All of the data should be repeated exactly; pictures are not part of the copy.

START Data provided

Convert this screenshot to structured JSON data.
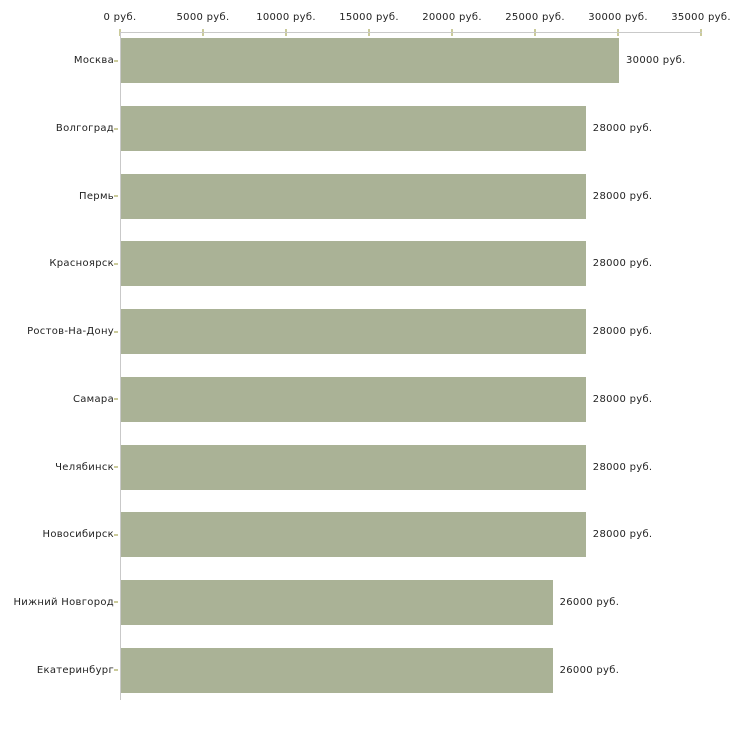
{
  "chart_data": {
    "type": "bar",
    "orientation": "horizontal",
    "title": "",
    "xlabel": "",
    "ylabel": "",
    "categories": [
      "Москва",
      "Волгоград",
      "Пермь",
      "Красноярск",
      "Ростов-На-Дону",
      "Самара",
      "Челябинск",
      "Новосибирск",
      "Нижний Новгород",
      "Екатеринбург"
    ],
    "values": [
      30000,
      28000,
      28000,
      28000,
      28000,
      28000,
      28000,
      28000,
      26000,
      26000
    ],
    "value_labels": [
      "30000 руб.",
      "28000 руб.",
      "28000 руб.",
      "28000 руб.",
      "28000 руб.",
      "28000 руб.",
      "28000 руб.",
      "28000 руб.",
      "26000 руб.",
      "26000 руб."
    ],
    "x_ticks": [
      0,
      5000,
      10000,
      15000,
      20000,
      25000,
      30000,
      35000
    ],
    "x_tick_labels": [
      "0 руб.",
      "5000 руб.",
      "10000 руб.",
      "15000 руб.",
      "20000 руб.",
      "25000 руб.",
      "30000 руб.",
      "35000 руб."
    ],
    "xlim": [
      0,
      35000
    ],
    "grid": false,
    "legend_position": "none",
    "bar_color": "#aab296",
    "axis_color": "#c9c9c9",
    "tick_color": "#cbcb9b",
    "text_color": "#222222",
    "background_color": "#ffffff"
  }
}
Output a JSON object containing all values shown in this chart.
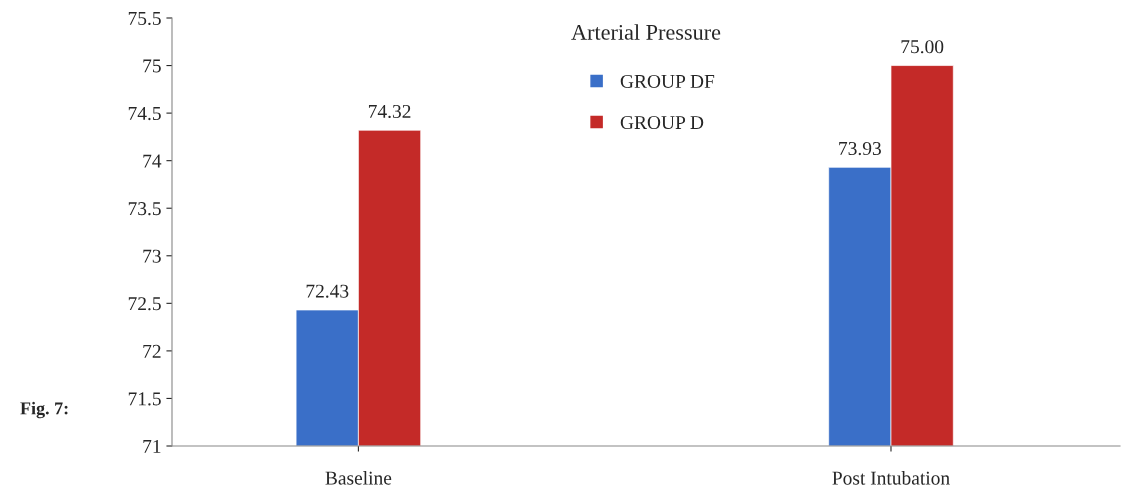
{
  "chart_data": {
    "type": "bar",
    "title": "Arterial Pressure",
    "categories": [
      "Baseline",
      "Post Intubation"
    ],
    "series": [
      {
        "name": "GROUP DF",
        "color": "#3a6fc8",
        "values": [
          72.43,
          73.93
        ],
        "value_labels": [
          "72.43",
          "73.93"
        ]
      },
      {
        "name": "GROUP D",
        "color": "#c42a28",
        "values": [
          74.32,
          75.0
        ],
        "value_labels": [
          "74.32",
          "75.00"
        ]
      }
    ],
    "ylim": [
      71,
      75.5
    ],
    "yticks": [
      71,
      71.5,
      72,
      72.5,
      73,
      73.5,
      74,
      74.5,
      75,
      75.5
    ],
    "grid": false,
    "legend": "top",
    "annotations": [
      "Fig. 7:"
    ]
  }
}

END Data provided

*Output for this exercise*:
Convert this screenshot to structured JSON data.
{
  "chart_data": {
    "type": "bar",
    "orientation": "horizontal",
    "title": "",
    "xlabel": "",
    "ylabel": "",
    "categories": [
      "Москва",
      "Волгоград",
      "Пермь",
      "Красноярск",
      "Ростов-На-Дону",
      "Самара",
      "Челябинск",
      "Новосибирск",
      "Нижний Новгород",
      "Екатеринбург"
    ],
    "values": [
      30000,
      28000,
      28000,
      28000,
      28000,
      28000,
      28000,
      28000,
      26000,
      26000
    ],
    "value_labels": [
      "30000 руб.",
      "28000 руб.",
      "28000 руб.",
      "28000 руб.",
      "28000 руб.",
      "28000 руб.",
      "28000 руб.",
      "28000 руб.",
      "26000 руб.",
      "26000 руб."
    ],
    "x_ticks": [
      0,
      5000,
      10000,
      15000,
      20000,
      25000,
      30000,
      35000
    ],
    "x_tick_labels": [
      "0 руб.",
      "5000 руб.",
      "10000 руб.",
      "15000 руб.",
      "20000 руб.",
      "25000 руб.",
      "30000 руб.",
      "35000 руб."
    ],
    "xlim": [
      0,
      35000
    ],
    "grid": false,
    "legend_position": "none",
    "bar_color": "#aab296",
    "axis_color": "#c9c9c9",
    "tick_color": "#cbcb9b",
    "text_color": "#222222",
    "background_color": "#ffffff"
  }
}
Output a JSON object containing all values shown in this chart.
{
  "chart_data": {
    "type": "bar",
    "title": "Arterial Pressure",
    "categories": [
      "Baseline",
      "Post Intubation"
    ],
    "series": [
      {
        "name": "GROUP DF",
        "color": "#3a6fc8",
        "values": [
          72.43,
          73.93
        ],
        "value_labels": [
          "72.43",
          "73.93"
        ]
      },
      {
        "name": "GROUP D",
        "color": "#c42a28",
        "values": [
          74.32,
          75.0
        ],
        "value_labels": [
          "74.32",
          "75.00"
        ]
      }
    ],
    "ylim": [
      71,
      75.5
    ],
    "yticks": [
      71,
      71.5,
      72,
      72.5,
      73,
      73.5,
      74,
      74.5,
      75,
      75.5
    ],
    "grid": false,
    "legend": "top",
    "annotations": [
      "Fig. 7:"
    ]
  }
}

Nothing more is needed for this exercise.